▶ **Task statement**: Skip the pictures. Repeat everything else in the records word for word.

Figure collection entries
--- start ---

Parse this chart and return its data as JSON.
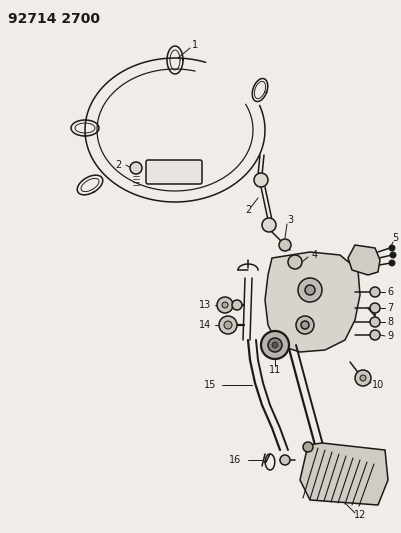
{
  "title": "92714 2700",
  "bg_color": "#f0ede8",
  "line_color": "#1a1a1a",
  "figsize": [
    4.02,
    5.33
  ],
  "dpi": 100,
  "title_fontsize": 10,
  "label_fontsize": 7
}
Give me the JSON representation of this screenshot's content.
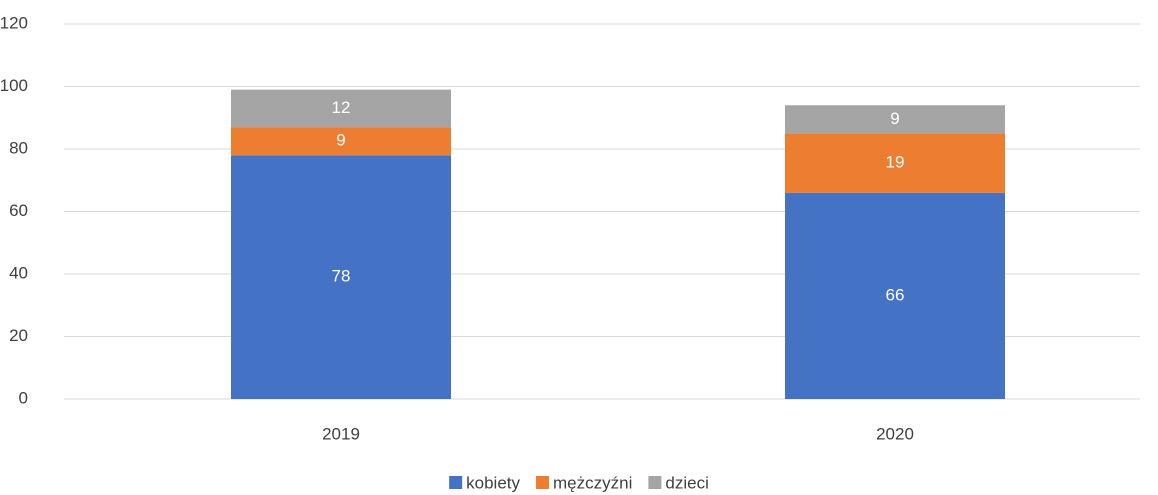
{
  "chart_data": {
    "type": "stacked_bar",
    "categories": [
      "2019",
      "2020"
    ],
    "series": [
      {
        "name": "kobiety",
        "color": "#4472c4",
        "values": [
          78,
          66
        ]
      },
      {
        "name": "mężczyźni",
        "color": "#ed7d31",
        "values": [
          9,
          19
        ]
      },
      {
        "name": "dzieci",
        "color": "#a5a5a5",
        "values": [
          12,
          9
        ]
      }
    ],
    "ylim": [
      0,
      120
    ],
    "yticks": [
      0,
      20,
      40,
      60,
      80,
      100,
      120
    ],
    "grid": true,
    "legend": "bottom"
  }
}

--- end ---

▶ **Answer below**:
Parse this chart and return its data as JSON.
{
  "title": "92714 2700",
  "bg_color": "#f0ede8",
  "line_color": "#1a1a1a",
  "figsize": [
    4.02,
    5.33
  ],
  "dpi": 100,
  "title_fontsize": 10,
  "label_fontsize": 7
}
Give me the JSON representation of this screenshot's content.
{
  "chart_data": {
    "type": "stacked_bar",
    "categories": [
      "2019",
      "2020"
    ],
    "series": [
      {
        "name": "kobiety",
        "color": "#4472c4",
        "values": [
          78,
          66
        ]
      },
      {
        "name": "mężczyźni",
        "color": "#ed7d31",
        "values": [
          9,
          19
        ]
      },
      {
        "name": "dzieci",
        "color": "#a5a5a5",
        "values": [
          12,
          9
        ]
      }
    ],
    "ylim": [
      0,
      120
    ],
    "yticks": [
      0,
      20,
      40,
      60,
      80,
      100,
      120
    ],
    "grid": true,
    "legend": "bottom"
  }
}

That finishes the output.